◆ What to work on
Exactly the lines from the one containing "Serialize everything readable" through the end of the data below are to be reproduced, and nothing besides them.

◆ Material

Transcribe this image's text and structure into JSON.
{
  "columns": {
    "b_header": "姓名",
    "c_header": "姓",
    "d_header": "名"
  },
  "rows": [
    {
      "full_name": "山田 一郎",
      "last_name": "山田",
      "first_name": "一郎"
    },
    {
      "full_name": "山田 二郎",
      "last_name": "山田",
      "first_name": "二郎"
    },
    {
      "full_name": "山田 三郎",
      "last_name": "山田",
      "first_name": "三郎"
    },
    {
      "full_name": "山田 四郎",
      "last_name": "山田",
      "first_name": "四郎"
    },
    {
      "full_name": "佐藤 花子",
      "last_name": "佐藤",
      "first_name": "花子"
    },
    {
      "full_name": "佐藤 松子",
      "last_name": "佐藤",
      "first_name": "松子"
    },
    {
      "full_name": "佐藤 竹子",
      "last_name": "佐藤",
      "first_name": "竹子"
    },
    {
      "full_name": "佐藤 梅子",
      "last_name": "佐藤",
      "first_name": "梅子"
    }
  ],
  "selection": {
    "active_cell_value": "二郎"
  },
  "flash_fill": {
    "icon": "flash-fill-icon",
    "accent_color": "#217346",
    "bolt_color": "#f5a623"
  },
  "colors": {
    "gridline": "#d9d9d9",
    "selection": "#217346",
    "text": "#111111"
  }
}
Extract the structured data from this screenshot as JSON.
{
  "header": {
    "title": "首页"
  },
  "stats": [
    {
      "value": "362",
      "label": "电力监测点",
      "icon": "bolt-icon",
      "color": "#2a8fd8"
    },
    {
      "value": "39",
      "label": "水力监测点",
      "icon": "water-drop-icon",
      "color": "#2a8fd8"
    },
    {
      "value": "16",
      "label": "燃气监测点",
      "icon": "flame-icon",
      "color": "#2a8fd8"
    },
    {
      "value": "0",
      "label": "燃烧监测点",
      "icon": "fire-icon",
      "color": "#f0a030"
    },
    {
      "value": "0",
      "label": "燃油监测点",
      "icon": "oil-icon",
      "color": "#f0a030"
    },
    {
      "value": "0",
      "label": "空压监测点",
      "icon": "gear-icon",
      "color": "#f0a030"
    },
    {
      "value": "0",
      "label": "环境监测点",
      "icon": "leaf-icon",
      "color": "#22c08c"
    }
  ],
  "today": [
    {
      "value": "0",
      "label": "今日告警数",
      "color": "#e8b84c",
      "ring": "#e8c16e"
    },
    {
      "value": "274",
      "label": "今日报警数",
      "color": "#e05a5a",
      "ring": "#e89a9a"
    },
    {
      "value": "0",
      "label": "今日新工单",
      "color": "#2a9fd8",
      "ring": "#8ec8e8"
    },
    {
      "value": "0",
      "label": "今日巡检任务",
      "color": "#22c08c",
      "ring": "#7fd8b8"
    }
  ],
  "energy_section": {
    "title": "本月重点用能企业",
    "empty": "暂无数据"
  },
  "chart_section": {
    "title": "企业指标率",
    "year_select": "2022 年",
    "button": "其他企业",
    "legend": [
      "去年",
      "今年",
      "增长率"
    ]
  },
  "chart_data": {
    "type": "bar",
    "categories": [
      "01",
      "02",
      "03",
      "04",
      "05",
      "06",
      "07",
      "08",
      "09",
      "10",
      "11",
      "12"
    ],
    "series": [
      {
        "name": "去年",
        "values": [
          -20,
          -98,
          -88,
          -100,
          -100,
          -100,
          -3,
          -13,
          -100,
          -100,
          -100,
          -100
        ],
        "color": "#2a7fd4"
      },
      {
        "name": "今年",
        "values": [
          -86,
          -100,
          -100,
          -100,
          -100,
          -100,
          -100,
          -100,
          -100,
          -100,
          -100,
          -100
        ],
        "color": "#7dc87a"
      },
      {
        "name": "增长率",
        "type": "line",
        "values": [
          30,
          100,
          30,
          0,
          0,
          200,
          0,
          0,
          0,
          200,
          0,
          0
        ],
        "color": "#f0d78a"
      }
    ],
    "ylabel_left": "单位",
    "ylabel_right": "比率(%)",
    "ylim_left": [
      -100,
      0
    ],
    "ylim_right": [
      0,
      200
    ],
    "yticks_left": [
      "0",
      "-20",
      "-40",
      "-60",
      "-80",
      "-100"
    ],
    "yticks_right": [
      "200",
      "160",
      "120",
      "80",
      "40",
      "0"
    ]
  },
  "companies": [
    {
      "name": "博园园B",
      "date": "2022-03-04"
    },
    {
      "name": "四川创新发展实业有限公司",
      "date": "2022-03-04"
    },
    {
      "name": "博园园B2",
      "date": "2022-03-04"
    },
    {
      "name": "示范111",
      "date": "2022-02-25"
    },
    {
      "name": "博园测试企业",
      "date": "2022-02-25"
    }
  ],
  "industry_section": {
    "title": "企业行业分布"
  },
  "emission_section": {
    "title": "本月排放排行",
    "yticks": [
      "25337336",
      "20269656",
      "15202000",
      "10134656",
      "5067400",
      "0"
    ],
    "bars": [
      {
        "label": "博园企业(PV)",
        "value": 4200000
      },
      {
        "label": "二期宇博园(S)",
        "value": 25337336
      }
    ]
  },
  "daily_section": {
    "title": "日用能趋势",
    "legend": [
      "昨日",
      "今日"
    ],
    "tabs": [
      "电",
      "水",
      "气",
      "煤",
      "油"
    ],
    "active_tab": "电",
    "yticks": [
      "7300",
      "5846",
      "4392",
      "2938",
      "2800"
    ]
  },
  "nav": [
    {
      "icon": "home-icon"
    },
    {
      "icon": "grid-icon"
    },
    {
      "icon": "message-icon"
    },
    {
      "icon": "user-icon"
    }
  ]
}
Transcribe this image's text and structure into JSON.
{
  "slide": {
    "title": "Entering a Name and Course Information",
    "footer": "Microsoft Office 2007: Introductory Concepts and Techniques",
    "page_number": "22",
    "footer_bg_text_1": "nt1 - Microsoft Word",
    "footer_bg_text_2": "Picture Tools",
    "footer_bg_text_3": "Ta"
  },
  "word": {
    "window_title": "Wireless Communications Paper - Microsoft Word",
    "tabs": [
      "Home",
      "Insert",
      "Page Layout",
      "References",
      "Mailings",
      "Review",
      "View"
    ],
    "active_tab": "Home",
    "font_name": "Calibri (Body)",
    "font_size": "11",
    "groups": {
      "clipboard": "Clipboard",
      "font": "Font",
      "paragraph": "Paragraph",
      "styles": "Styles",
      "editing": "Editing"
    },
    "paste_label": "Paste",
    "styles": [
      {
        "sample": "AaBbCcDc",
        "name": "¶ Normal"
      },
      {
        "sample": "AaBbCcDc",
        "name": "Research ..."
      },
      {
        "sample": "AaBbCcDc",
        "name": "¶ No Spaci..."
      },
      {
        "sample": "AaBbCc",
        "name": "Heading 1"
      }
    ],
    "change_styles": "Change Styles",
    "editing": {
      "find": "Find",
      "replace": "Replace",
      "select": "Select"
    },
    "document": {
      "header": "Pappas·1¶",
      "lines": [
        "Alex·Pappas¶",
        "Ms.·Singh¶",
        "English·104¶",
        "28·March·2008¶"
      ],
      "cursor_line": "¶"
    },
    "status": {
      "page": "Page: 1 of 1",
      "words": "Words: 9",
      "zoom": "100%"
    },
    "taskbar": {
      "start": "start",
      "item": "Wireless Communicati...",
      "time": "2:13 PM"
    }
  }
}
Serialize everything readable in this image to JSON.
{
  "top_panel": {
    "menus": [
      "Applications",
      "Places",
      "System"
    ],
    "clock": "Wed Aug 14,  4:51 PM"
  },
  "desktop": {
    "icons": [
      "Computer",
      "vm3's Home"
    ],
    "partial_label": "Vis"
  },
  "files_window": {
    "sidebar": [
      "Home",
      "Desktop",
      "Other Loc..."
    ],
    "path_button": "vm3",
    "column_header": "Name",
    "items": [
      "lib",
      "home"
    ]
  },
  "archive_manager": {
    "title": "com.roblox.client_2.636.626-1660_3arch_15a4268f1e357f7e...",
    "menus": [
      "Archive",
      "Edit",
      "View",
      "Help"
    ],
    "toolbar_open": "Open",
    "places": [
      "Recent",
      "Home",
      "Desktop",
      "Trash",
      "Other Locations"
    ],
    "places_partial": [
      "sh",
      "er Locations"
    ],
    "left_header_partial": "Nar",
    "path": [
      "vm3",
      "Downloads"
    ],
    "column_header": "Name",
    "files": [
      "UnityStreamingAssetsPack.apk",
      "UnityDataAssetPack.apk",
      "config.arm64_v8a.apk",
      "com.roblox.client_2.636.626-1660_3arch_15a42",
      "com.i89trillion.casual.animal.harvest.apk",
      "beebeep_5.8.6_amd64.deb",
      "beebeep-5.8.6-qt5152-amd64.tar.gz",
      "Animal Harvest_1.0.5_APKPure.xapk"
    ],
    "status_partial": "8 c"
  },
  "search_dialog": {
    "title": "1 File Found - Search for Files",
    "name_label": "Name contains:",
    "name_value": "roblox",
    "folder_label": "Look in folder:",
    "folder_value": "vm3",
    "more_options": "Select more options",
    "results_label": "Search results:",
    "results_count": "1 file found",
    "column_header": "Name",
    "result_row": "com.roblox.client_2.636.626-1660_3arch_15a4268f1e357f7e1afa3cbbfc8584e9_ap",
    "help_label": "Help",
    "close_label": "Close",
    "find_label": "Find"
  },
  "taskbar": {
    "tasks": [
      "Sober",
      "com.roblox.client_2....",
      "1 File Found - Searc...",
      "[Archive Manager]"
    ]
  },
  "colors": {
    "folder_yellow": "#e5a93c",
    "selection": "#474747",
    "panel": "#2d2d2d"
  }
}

◆ Answer to the problem
Serialize everything readable in this image to JSON.
{
  "top_panel": {
    "menus": [
      "Applications",
      "Places",
      "System"
    ],
    "clock": "Wed Aug 14,  4:51 PM"
  },
  "desktop": {
    "icons": [
      "Computer",
      "vm3's Home"
    ],
    "partial_label": "Vis"
  },
  "files_window": {
    "sidebar": [
      "Home",
      "Desktop",
      "Other Loc..."
    ],
    "path_button": "vm3",
    "column_header": "Name",
    "items": [
      "lib",
      "home"
    ]
  },
  "archive_manager": {
    "title": "com.roblox.client_2.636.626-1660_3arch_15a4268f1e357f7e...",
    "menus": [
      "Archive",
      "Edit",
      "View",
      "Help"
    ],
    "toolbar_open": "Open",
    "places": [
      "Recent",
      "Home",
      "Desktop",
      "Trash",
      "Other Locations"
    ],
    "places_partial": [
      "sh",
      "er Locations"
    ],
    "left_header_partial": "Nar",
    "path": [
      "vm3",
      "Downloads"
    ],
    "column_header": "Name",
    "files": [
      "UnityStreamingAssetsPack.apk",
      "UnityDataAssetPack.apk",
      "config.arm64_v8a.apk",
      "com.roblox.client_2.636.626-1660_3arch_15a42",
      "com.i89trillion.casual.animal.harvest.apk",
      "beebeep_5.8.6_amd64.deb",
      "beebeep-5.8.6-qt5152-amd64.tar.gz",
      "Animal Harvest_1.0.5_APKPure.xapk"
    ],
    "status_partial": "8 c"
  },
  "search_dialog": {
    "title": "1 File Found - Search for Files",
    "name_label": "Name contains:",
    "name_value": "roblox",
    "folder_label": "Look in folder:",
    "folder_value": "vm3",
    "more_options": "Select more options",
    "results_label": "Search results:",
    "results_count": "1 file found",
    "column_header": "Name",
    "result_row": "com.roblox.client_2.636.626-1660_3arch_15a4268f1e357f7e1afa3cbbfc8584e9_ap",
    "help_label": "Help",
    "close_label": "Close",
    "find_label": "Find"
  },
  "taskbar": {
    "tasks": [
      "Sober",
      "com.roblox.client_2....",
      "1 File Found - Searc...",
      "[Archive Manager]"
    ]
  },
  "colors": {
    "folder_yellow": "#e5a93c",
    "selection": "#474747",
    "panel": "#2d2d2d"
  }
}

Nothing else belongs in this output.